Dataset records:
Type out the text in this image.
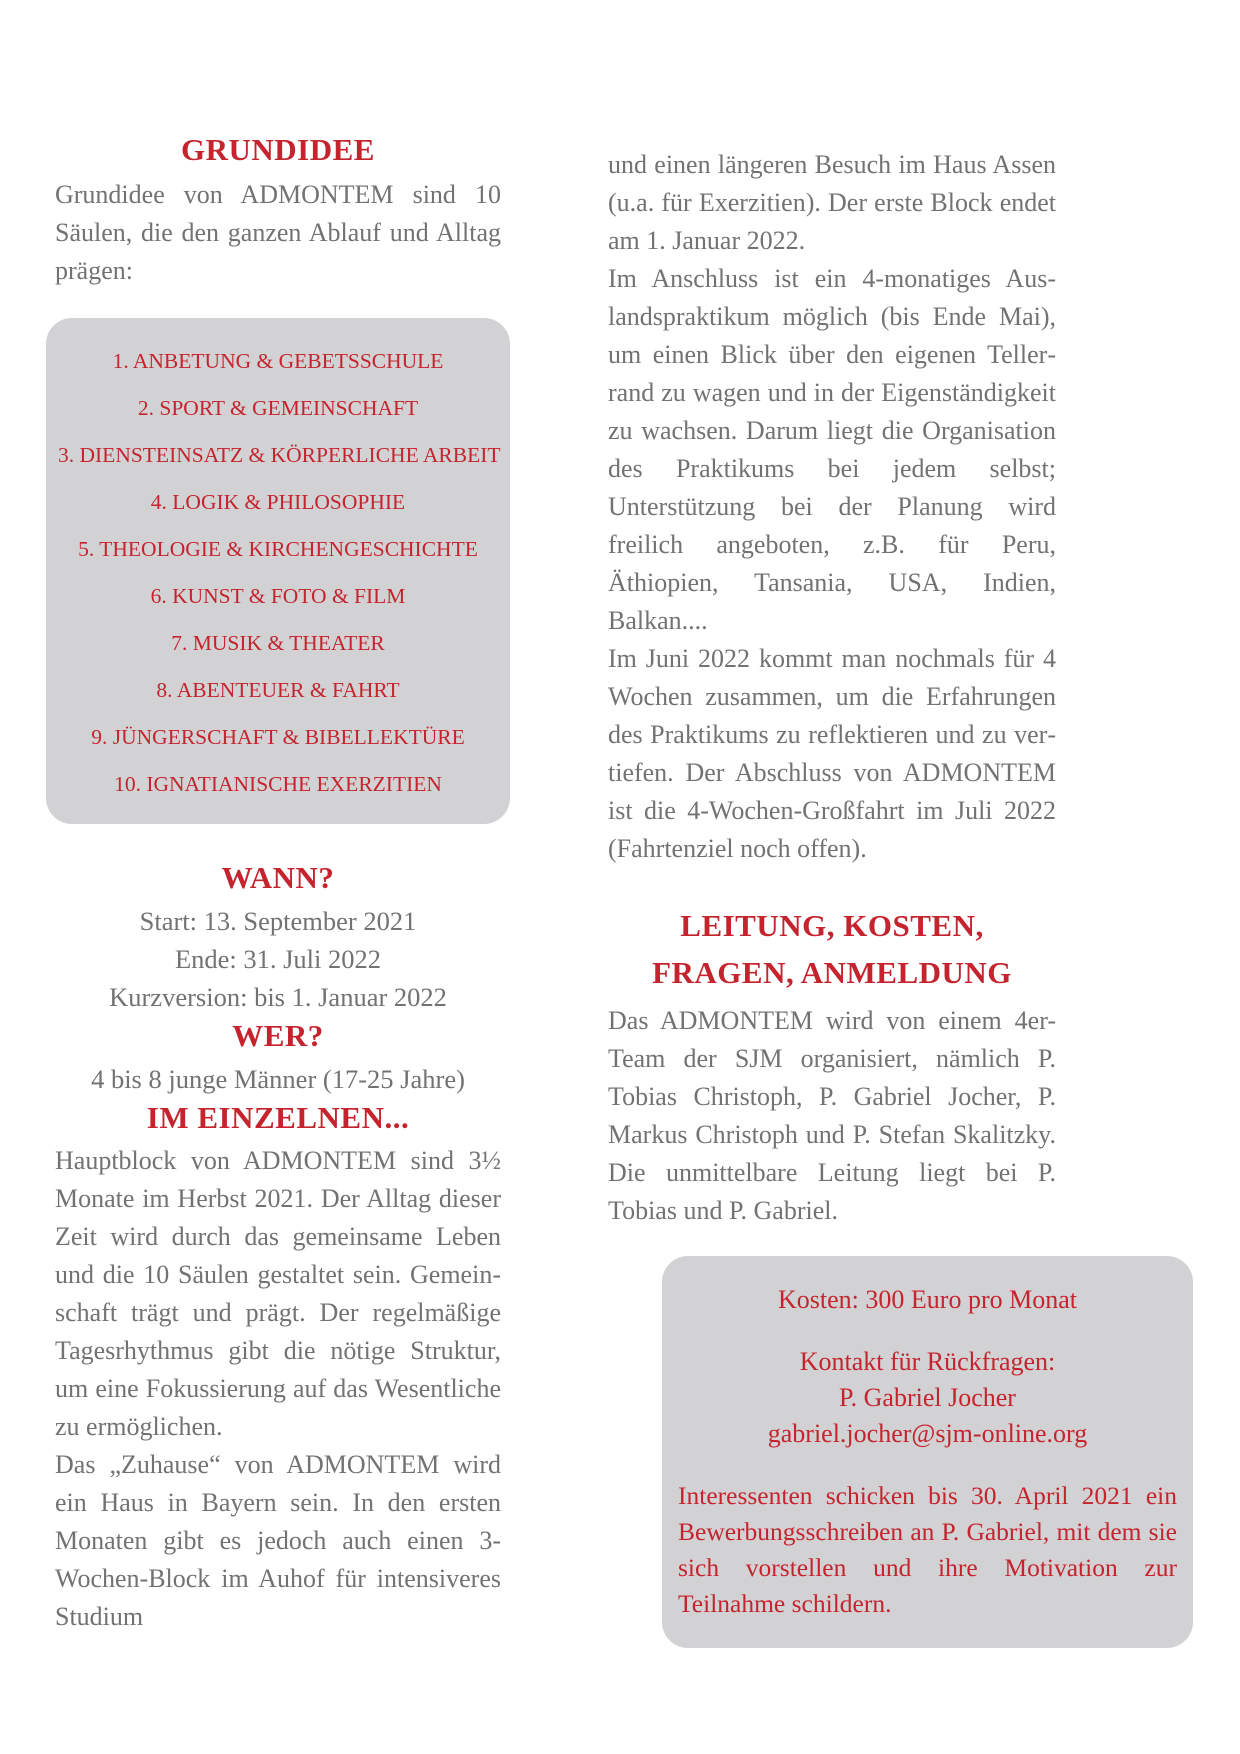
GRUNDIDEE

Grundidee von ADMONTEM sind 10 Säulen, die den ganzen Ablauf und Alltag prägen:

1. ANBETUNG & GEBETSSCHULE
2. SPORT & GEMEINSCHAFT
3. DIENSTEINSATZ & KÖRPERLICHE ARBEIT
4. LOGIK & PHILOSOPHIE
5. THEOLOGIE & KIRCHENGESCHICHTE
6. KUNST & FOTO & FILM
7. MUSIK & THEATER
8. ABENTEUER & FAHRT
9. JÜNGERSCHAFT & BIBELLEKTÜRE
10. IGNATIANISCHE EXERZITIEN
WANN?
Start: 13. September 2021
Ende: 31. Juli 2022
Kurzversion: bis 1. Januar 2022
WER?
4 bis 8 junge Männer (17-25 Jahre)
IM EINZELNEN...

Hauptblock von ADMONTEM sind 3½ Monate im Herbst 2021. Der Alltag dieser Zeit wird durch das gemeinsame Leben und die 10 Säulen gestaltet sein. Gemeinschaft trägt und prägt. Der regelmäßige Tagesrhythmus gibt die nötige Struktur, um eine Fokussierung auf das Wesentliche zu ermöglichen.

Das „Zuhause“ von ADMONTEM wird ein Haus in Bayern sein. In den ersten Monaten gibt es jedoch auch einen 3-Wochen-Block im Auhof für intensiveres Studium

und einen längeren Besuch im Haus Assen (u.a. für Exerzitien). Der erste Block endet am 1. Januar 2022.

Im Anschluss ist ein 4-monatiges Auslandspraktikum möglich (bis Ende Mai), um einen Blick über den eigenen Tellerrand zu wagen und in der Eigenständigkeit zu wachsen. Darum liegt die Organisation des Praktikums bei jedem selbst; Unterstützung bei der Planung wird freilich angeboten, z.B. für Peru, Äthiopien, Tansania, USA, Indien, Balkan....

Im Juni 2022 kommt man nochmals für 4 Wochen zusammen, um die Erfahrungen des Praktikums zu reflektieren und zu vertiefen. Der Abschluss von ADMONTEM ist die 4-Wochen-Großfahrt im Juli 2022 (Fahrtenziel noch offen).

LEITUNG, KOSTEN,
FRAGEN, ANMELDUNG

Das ADMONTEM wird von einem 4er-Team der SJM organisiert, nämlich P. Tobias Christoph, P. Gabriel Jocher, P. Markus Christoph und P. Stefan Skalitzky. Die unmittelbare Leitung liegt bei P. Tobias und P. Gabriel.

Kosten: 300 Euro pro Monat
Kontakt für Rückfragen:
P. Gabriel Jocher
gabriel.jocher@sjm-online.org

Interessenten schicken bis 30. April 2021 ein Bewerbungsschreiben an P. Gabriel, mit dem sie sich vorstellen und ihre Motivation zur Teilnahme schildern.
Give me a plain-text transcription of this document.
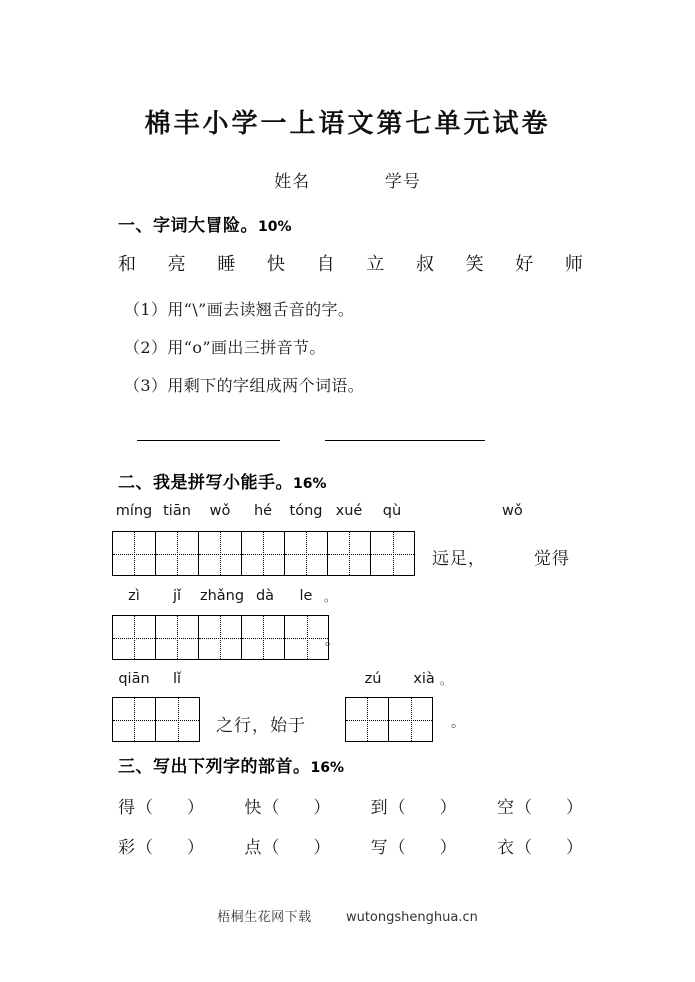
棉丰小学一上语文第七单元试卷
姓名	学号
一、字词大冒险。10%
和 亮 睡 快 自 立 叔 笑 好 师
（1）用“\”画去读翘舌音的字。
（2）用“o”画出三拼音节。
（3）用剩下的字组成两个词语。
二、我是拼写小能手。16%
míng tiān wǒ hé tóng xué qù	wǒ
远足，	觉得
zì jǐ zhǎng dà le 。
。
qiān lǐ	zú xià 。
之行，始于	。
三、写出下列字的部首。16%
得（ ） 快（ ） 到（ ） 空（ ）
彩（ ） 点（ ） 写（ ） 衣（ ）
梧桐生花网下载	wutongshenghua.cn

Task: Quote the records above exactly, leaving out any pictures.

The response:
Type out the text in this image.
GRUNDIDEE

Grundidee von ADMONTEM sind 10 Säulen, die den ganzen Ablauf und Alltag prägen:

1. ANBETUNG & GEBETSSCHULE
2. SPORT & GEMEINSCHAFT
3. DIENSTEINSATZ & KÖRPERLICHE ARBEIT
4. LOGIK & PHILOSOPHIE
5. THEOLOGIE & KIRCHENGESCHICHTE
6. KUNST & FOTO & FILM
7. MUSIK & THEATER
8. ABENTEUER & FAHRT
9. JÜNGERSCHAFT & BIBELLEKTÜRE
10. IGNATIANISCHE EXERZITIEN
WANN?
Start: 13. September 2021
Ende: 31. Juli 2022
Kurzversion: bis 1. Januar 2022
WER?
4 bis 8 junge Männer (17-25 Jahre)
IM EINZELNEN...

Hauptblock von ADMONTEM sind 3½ Monate im Herbst 2021. Der Alltag dieser Zeit wird durch das gemeinsame Leben und die 10 Säulen gestaltet sein. Gemeinschaft trägt und prägt. Der regelmäßige Tagesrhythmus gibt die nötige Struktur, um eine Fokussierung auf das Wesentliche zu ermöglichen.

Das „Zuhause“ von ADMONTEM wird ein Haus in Bayern sein. In den ersten Monaten gibt es jedoch auch einen 3-Wochen-Block im Auhof für intensiveres Studium

und einen längeren Besuch im Haus Assen (u.a. für Exerzitien). Der erste Block endet am 1. Januar 2022.

Im Anschluss ist ein 4-monatiges Auslandspraktikum möglich (bis Ende Mai), um einen Blick über den eigenen Tellerrand zu wagen und in der Eigenständigkeit zu wachsen. Darum liegt die Organisation des Praktikums bei jedem selbst; Unterstützung bei der Planung wird freilich angeboten, z.B. für Peru, Äthiopien, Tansania, USA, Indien, Balkan....

Im Juni 2022 kommt man nochmals für 4 Wochen zusammen, um die Erfahrungen des Praktikums zu reflektieren und zu vertiefen. Der Abschluss von ADMONTEM ist die 4-Wochen-Großfahrt im Juli 2022 (Fahrtenziel noch offen).

LEITUNG, KOSTEN,
FRAGEN, ANMELDUNG

Das ADMONTEM wird von einem 4er-Team der SJM organisiert, nämlich P. Tobias Christoph, P. Gabriel Jocher, P. Markus Christoph und P. Stefan Skalitzky. Die unmittelbare Leitung liegt bei P. Tobias und P. Gabriel.

Kosten: 300 Euro pro Monat
Kontakt für Rückfragen:
P. Gabriel Jocher
gabriel.jocher@sjm-online.org

Interessenten schicken bis 30. April 2021 ein Bewerbungsschreiben an P. Gabriel, mit dem sie sich vorstellen und ihre Motivation zur Teilnahme schildern.
Give me a plain-text transcription of this document.
棉丰小学一上语文第七单元试卷
姓名	学号
一、字词大冒险。10%
和 亮 睡 快 自 立 叔 笑 好 师
（1）用“\”画去读翘舌音的字。
（2）用“o”画出三拼音节。
（3）用剩下的字组成两个词语。
二、我是拼写小能手。16%
míng tiān wǒ hé tóng xué qù	wǒ
远足，	觉得
zì jǐ zhǎng dà le 。
。
qiān lǐ	zú xià 。
之行，始于	。
三、写出下列字的部首。16%
得（ ） 快（ ） 到（ ） 空（ ）
彩（ ） 点（ ） 写（ ） 衣（ ）
梧桐生花网下载	wutongshenghua.cn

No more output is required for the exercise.